### Written problem
Transcribe every line exactly. Leave the pictures behind.
─── Input rows
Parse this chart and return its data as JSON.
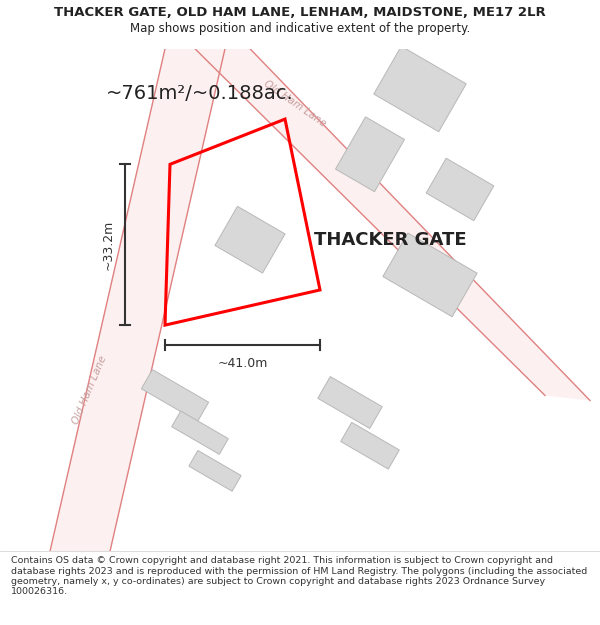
{
  "title_line1": "THACKER GATE, OLD HAM LANE, LENHAM, MAIDSTONE, ME17 2LR",
  "title_line2": "Map shows position and indicative extent of the property.",
  "footer_text": "Contains OS data © Crown copyright and database right 2021. This information is subject to Crown copyright and database rights 2023 and is reproduced with the permission of HM Land Registry. The polygons (including the associated geometry, namely x, y co-ordinates) are subject to Crown copyright and database rights 2023 Ordnance Survey 100026316.",
  "area_text": "~761m²/~0.188ac.",
  "property_name": "THACKER GATE",
  "dim_width": "~41.0m",
  "dim_height": "~33.2m",
  "road_label1": "Old Ham Lane",
  "road_label2": "Old Ham Lane",
  "map_bg": "#ffffff",
  "road_fill": "#fdf0f0",
  "road_edge_color": "#e08080",
  "building_color": "#d8d8d8",
  "building_edge": "#b8b8b8",
  "plot_color": "#ff0000",
  "text_color": "#222222",
  "dim_color": "#333333",
  "road_label_color": "#c8a0a0",
  "header_fontsize": 9.5,
  "subtitle_fontsize": 8.5,
  "area_fontsize": 14,
  "property_fontsize": 13,
  "dim_fontsize": 9,
  "road_label_fontsize": 7.5,
  "footer_fontsize": 6.8
}
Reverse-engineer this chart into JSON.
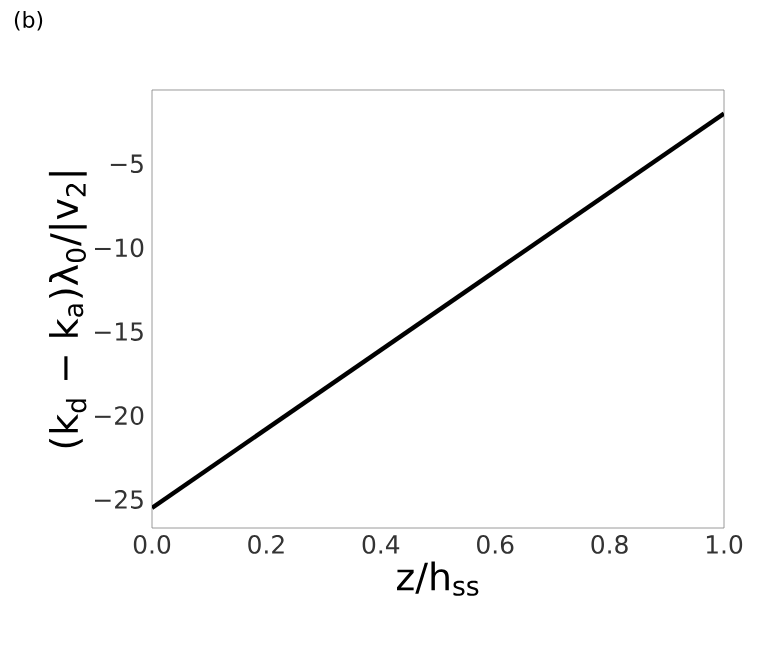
{
  "chart_data": {
    "type": "line",
    "annotations": [
      "(b)"
    ],
    "xlabel": "z/h$_{ss}$",
    "ylabel": "(k$_{d}$ − k$_{a}$)λ$_{0}$/|v$_{2}$|",
    "x": [
      0,
      1
    ],
    "series": [
      {
        "color": "#000000",
        "values": [
          -25.5,
          -2
        ]
      }
    ],
    "xlim": [
      0,
      1
    ],
    "ylim": [
      -26.7,
      -0.6
    ],
    "xticks": [
      {
        "value": 0,
        "label": "0.0"
      },
      0.2,
      0.4,
      0.6,
      0.8,
      {
        "value": 1,
        "label": "1.0"
      }
    ],
    "yticks": [
      {
        "value": -25,
        "label": "−25"
      },
      {
        "value": -20,
        "label": "−20"
      },
      {
        "value": -15,
        "label": "−15"
      },
      {
        "value": -10,
        "label": "−10"
      },
      {
        "value": -5,
        "label": "−5"
      }
    ]
  }
}
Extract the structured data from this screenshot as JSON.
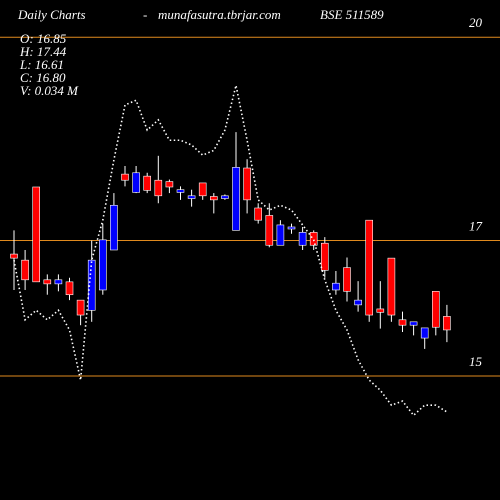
{
  "chart_data": {
    "type": "candlestick",
    "title": "Daily Charts",
    "separator": "-",
    "site": "munafasutra.tbrjar.com",
    "symbol": "BSE 511589",
    "info": [
      "O: 16.85",
      "H: 17.44",
      "L: 16.61",
      "C: 16.80",
      "V: 0.034  M"
    ],
    "ylim": [
      13.17,
      20.55
    ],
    "yticks": [
      15,
      17,
      20
    ],
    "grid_color": "#e08a1e",
    "up_color": "#0000ff",
    "down_color": "#ff0000",
    "open": [
      16.8,
      16.71,
      17.79,
      16.42,
      16.36,
      16.39,
      16.12,
      15.97,
      16.27,
      16.86,
      17.98,
      17.71,
      17.95,
      17.89,
      17.87,
      17.71,
      17.62,
      17.85,
      17.65,
      17.62,
      17.15,
      18.07,
      17.48,
      17.37,
      16.93,
      17.17,
      16.93,
      17.12,
      16.96,
      16.27,
      16.6,
      16.05,
      17.3,
      15.99,
      16.74,
      15.83,
      15.75,
      15.56,
      16.25,
      15.88
    ],
    "high": [
      17.15,
      16.86,
      17.79,
      16.5,
      16.5,
      16.45,
      16.12,
      17.0,
      17.25,
      17.7,
      18.1,
      18.1,
      18.0,
      18.25,
      17.9,
      17.8,
      17.75,
      17.85,
      17.7,
      17.68,
      18.6,
      18.2,
      17.55,
      17.55,
      17.3,
      17.25,
      17.2,
      17.15,
      17.05,
      16.55,
      16.75,
      16.4,
      17.3,
      16.4,
      16.74,
      15.95,
      15.8,
      15.71,
      16.25,
      16.05
    ],
    "low": [
      16.27,
      16.27,
      16.39,
      16.2,
      16.25,
      16.12,
      15.75,
      15.8,
      16.2,
      16.86,
      17.8,
      17.7,
      17.7,
      17.55,
      17.7,
      17.6,
      17.5,
      17.6,
      17.4,
      17.6,
      17.15,
      17.4,
      17.25,
      16.9,
      16.93,
      17.1,
      16.86,
      16.86,
      16.45,
      16.2,
      16.1,
      15.95,
      15.8,
      15.7,
      15.8,
      15.65,
      15.6,
      15.4,
      15.6,
      15.5
    ],
    "close": [
      16.74,
      16.42,
      16.39,
      16.36,
      16.42,
      16.2,
      15.9,
      16.71,
      17.01,
      17.52,
      17.89,
      18.0,
      17.74,
      17.66,
      17.79,
      17.75,
      17.66,
      17.66,
      17.6,
      17.66,
      18.08,
      17.6,
      17.3,
      16.93,
      17.23,
      17.2,
      17.12,
      16.93,
      16.56,
      16.37,
      16.25,
      16.12,
      15.9,
      15.94,
      15.9,
      15.75,
      15.8,
      15.71,
      15.72,
      15.68
    ],
    "line": {
      "color": "#ffffff",
      "values": [
        16.71,
        15.83,
        15.97,
        15.83,
        15.97,
        15.68,
        14.94,
        16.71,
        17.3,
        18.19,
        19.0,
        19.07,
        18.63,
        18.78,
        18.48,
        18.48,
        18.41,
        18.26,
        18.33,
        18.63,
        19.29,
        18.48,
        17.6,
        17.45,
        17.52,
        17.45,
        17.23,
        17.01,
        16.42,
        15.97,
        15.68,
        15.24,
        14.94,
        14.79,
        14.57,
        14.63,
        14.42,
        14.57,
        14.57,
        14.47
      ]
    }
  }
}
──────
### Expected answer
Parse this chart and return its data as JSON.
{
  "title_line1": "THACKER GATE, OLD HAM LANE, LENHAM, MAIDSTONE, ME17 2LR",
  "title_line2": "Map shows position and indicative extent of the property.",
  "footer_text": "Contains OS data © Crown copyright and database right 2021. This information is subject to Crown copyright and database rights 2023 and is reproduced with the permission of HM Land Registry. The polygons (including the associated geometry, namely x, y co-ordinates) are subject to Crown copyright and database rights 2023 Ordnance Survey 100026316.",
  "area_text": "~761m²/~0.188ac.",
  "property_name": "THACKER GATE",
  "dim_width": "~41.0m",
  "dim_height": "~33.2m",
  "road_label1": "Old Ham Lane",
  "road_label2": "Old Ham Lane",
  "map_bg": "#ffffff",
  "road_fill": "#fdf0f0",
  "road_edge_color": "#e08080",
  "building_color": "#d8d8d8",
  "building_edge": "#b8b8b8",
  "plot_color": "#ff0000",
  "text_color": "#222222",
  "dim_color": "#333333",
  "road_label_color": "#c8a0a0",
  "header_fontsize": 9.5,
  "subtitle_fontsize": 8.5,
  "area_fontsize": 14,
  "property_fontsize": 13,
  "dim_fontsize": 9,
  "road_label_fontsize": 7.5,
  "footer_fontsize": 6.8
}
Reverse-engineer this chart into JSON.
{
  "chart_data": {
    "type": "line",
    "annotations": [
      "(b)"
    ],
    "xlabel": "z/h$_{ss}$",
    "ylabel": "(k$_{d}$ − k$_{a}$)λ$_{0}$/|v$_{2}$|",
    "x": [
      0,
      1
    ],
    "series": [
      {
        "color": "#000000",
        "values": [
          -25.5,
          -2
        ]
      }
    ],
    "xlim": [
      0,
      1
    ],
    "ylim": [
      -26.7,
      -0.6
    ],
    "xticks": [
      {
        "value": 0,
        "label": "0.0"
      },
      0.2,
      0.4,
      0.6,
      0.8,
      {
        "value": 1,
        "label": "1.0"
      }
    ],
    "yticks": [
      {
        "value": -25,
        "label": "−25"
      },
      {
        "value": -20,
        "label": "−20"
      },
      {
        "value": -15,
        "label": "−15"
      },
      {
        "value": -10,
        "label": "−10"
      },
      {
        "value": -5,
        "label": "−5"
      }
    ]
  }
}
Extract the structured data from this screenshot as JSON.
{
  "chart_data": {
    "type": "candlestick",
    "title": "Daily Charts",
    "separator": "-",
    "site": "munafasutra.tbrjar.com",
    "symbol": "BSE 511589",
    "info": [
      "O: 16.85",
      "H: 17.44",
      "L: 16.61",
      "C: 16.80",
      "V: 0.034  M"
    ],
    "ylim": [
      13.17,
      20.55
    ],
    "yticks": [
      15,
      17,
      20
    ],
    "grid_color": "#e08a1e",
    "up_color": "#0000ff",
    "down_color": "#ff0000",
    "open": [
      16.8,
      16.71,
      17.79,
      16.42,
      16.36,
      16.39,
      16.12,
      15.97,
      16.27,
      16.86,
      17.98,
      17.71,
      17.95,
      17.89,
      17.87,
      17.71,
      17.62,
      17.85,
      17.65,
      17.62,
      17.15,
      18.07,
      17.48,
      17.37,
      16.93,
      17.17,
      16.93,
      17.12,
      16.96,
      16.27,
      16.6,
      16.05,
      17.3,
      15.99,
      16.74,
      15.83,
      15.75,
      15.56,
      16.25,
      15.88
    ],
    "high": [
      17.15,
      16.86,
      17.79,
      16.5,
      16.5,
      16.45,
      16.12,
      17.0,
      17.25,
      17.7,
      18.1,
      18.1,
      18.0,
      18.25,
      17.9,
      17.8,
      17.75,
      17.85,
      17.7,
      17.68,
      18.6,
      18.2,
      17.55,
      17.55,
      17.3,
      17.25,
      17.2,
      17.15,
      17.05,
      16.55,
      16.75,
      16.4,
      17.3,
      16.4,
      16.74,
      15.95,
      15.8,
      15.71,
      16.25,
      16.05
    ],
    "low": [
      16.27,
      16.27,
      16.39,
      16.2,
      16.25,
      16.12,
      15.75,
      15.8,
      16.2,
      16.86,
      17.8,
      17.7,
      17.7,
      17.55,
      17.7,
      17.6,
      17.5,
      17.6,
      17.4,
      17.6,
      17.15,
      17.4,
      17.25,
      16.9,
      16.93,
      17.1,
      16.86,
      16.86,
      16.45,
      16.2,
      16.1,
      15.95,
      15.8,
      15.7,
      15.8,
      15.65,
      15.6,
      15.4,
      15.6,
      15.5
    ],
    "close": [
      16.74,
      16.42,
      16.39,
      16.36,
      16.42,
      16.2,
      15.9,
      16.71,
      17.01,
      17.52,
      17.89,
      18.0,
      17.74,
      17.66,
      17.79,
      17.75,
      17.66,
      17.66,
      17.6,
      17.66,
      18.08,
      17.6,
      17.3,
      16.93,
      17.23,
      17.2,
      17.12,
      16.93,
      16.56,
      16.37,
      16.25,
      16.12,
      15.9,
      15.94,
      15.9,
      15.75,
      15.8,
      15.71,
      15.72,
      15.68
    ],
    "line": {
      "color": "#ffffff",
      "values": [
        16.71,
        15.83,
        15.97,
        15.83,
        15.97,
        15.68,
        14.94,
        16.71,
        17.3,
        18.19,
        19.0,
        19.07,
        18.63,
        18.78,
        18.48,
        18.48,
        18.41,
        18.26,
        18.33,
        18.63,
        19.29,
        18.48,
        17.6,
        17.45,
        17.52,
        17.45,
        17.23,
        17.01,
        16.42,
        15.97,
        15.68,
        15.24,
        14.94,
        14.79,
        14.57,
        14.63,
        14.42,
        14.57,
        14.57,
        14.47
      ]
    }
  }
}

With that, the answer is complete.